Show every line containing "歌唱祖国演讲稿范例" by copying it.
((
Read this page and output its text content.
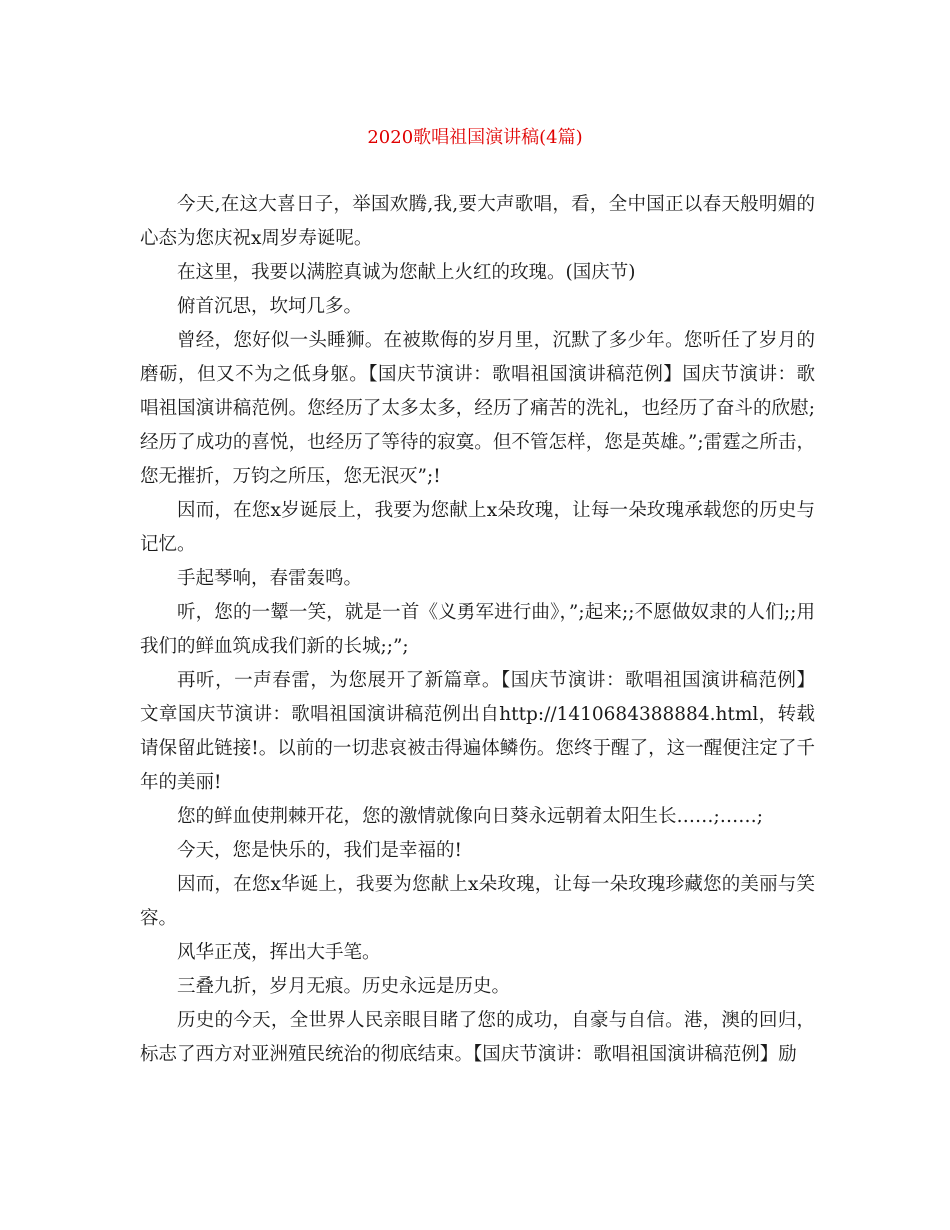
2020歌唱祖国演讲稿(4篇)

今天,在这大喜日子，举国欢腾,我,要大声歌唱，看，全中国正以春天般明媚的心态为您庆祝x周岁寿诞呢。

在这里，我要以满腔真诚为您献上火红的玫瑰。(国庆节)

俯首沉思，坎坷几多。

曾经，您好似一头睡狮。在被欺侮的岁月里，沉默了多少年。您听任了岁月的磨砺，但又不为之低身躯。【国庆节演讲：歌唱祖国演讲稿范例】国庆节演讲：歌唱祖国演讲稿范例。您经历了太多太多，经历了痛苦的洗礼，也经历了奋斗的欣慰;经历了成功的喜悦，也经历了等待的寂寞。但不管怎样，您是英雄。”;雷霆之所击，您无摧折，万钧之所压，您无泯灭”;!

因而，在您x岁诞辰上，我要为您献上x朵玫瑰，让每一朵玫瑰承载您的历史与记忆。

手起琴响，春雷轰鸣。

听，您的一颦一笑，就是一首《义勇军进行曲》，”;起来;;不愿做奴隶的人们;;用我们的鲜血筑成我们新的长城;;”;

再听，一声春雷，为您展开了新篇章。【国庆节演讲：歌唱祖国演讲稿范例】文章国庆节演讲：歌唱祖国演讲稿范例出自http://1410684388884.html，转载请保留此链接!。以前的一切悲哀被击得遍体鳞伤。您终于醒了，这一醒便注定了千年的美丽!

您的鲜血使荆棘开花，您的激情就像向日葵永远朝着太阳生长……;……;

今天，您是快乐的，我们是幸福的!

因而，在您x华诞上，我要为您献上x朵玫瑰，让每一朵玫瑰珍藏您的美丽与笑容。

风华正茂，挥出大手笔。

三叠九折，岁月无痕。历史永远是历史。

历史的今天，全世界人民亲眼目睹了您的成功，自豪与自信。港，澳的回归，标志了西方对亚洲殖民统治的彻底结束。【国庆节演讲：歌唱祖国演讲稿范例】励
))
• [EXERCISE RESPONSE]
曾经，您好似一头睡狮。在被欺侮的岁月里，沉默了多少年。您听任了岁月的磨砺，但又不为之低身躯。【国庆节演讲：歌唱祖国演讲稿范例】国庆节演讲：歌唱祖国演讲稿范例。您经历了太多太多，经历了痛苦的洗礼，也经历了奋斗的欣慰;经历了成功的喜悦，也经历了等待的寂寞。但不管怎样，您是英雄。”;雷霆之所击，您无摧折，万钧之所压，您无泯灭”;!
再听，一声春雷，为您展开了新篇章。【国庆节演讲：歌唱祖国演讲稿范例】文章国庆节演讲：歌唱祖国演讲稿范例出自http://1410684388884.html，转载请保留此链接!。以前的一切悲哀被击得遍体鳞伤。您终于醒了，这一醒便注定了千年的美丽!
历史的今天，全世界人民亲眼目睹了您的成功，自豪与自信。港，澳的回归，标志了西方对亚洲殖民统治的彻底结束。【国庆节演讲：歌唱祖国演讲稿范例】励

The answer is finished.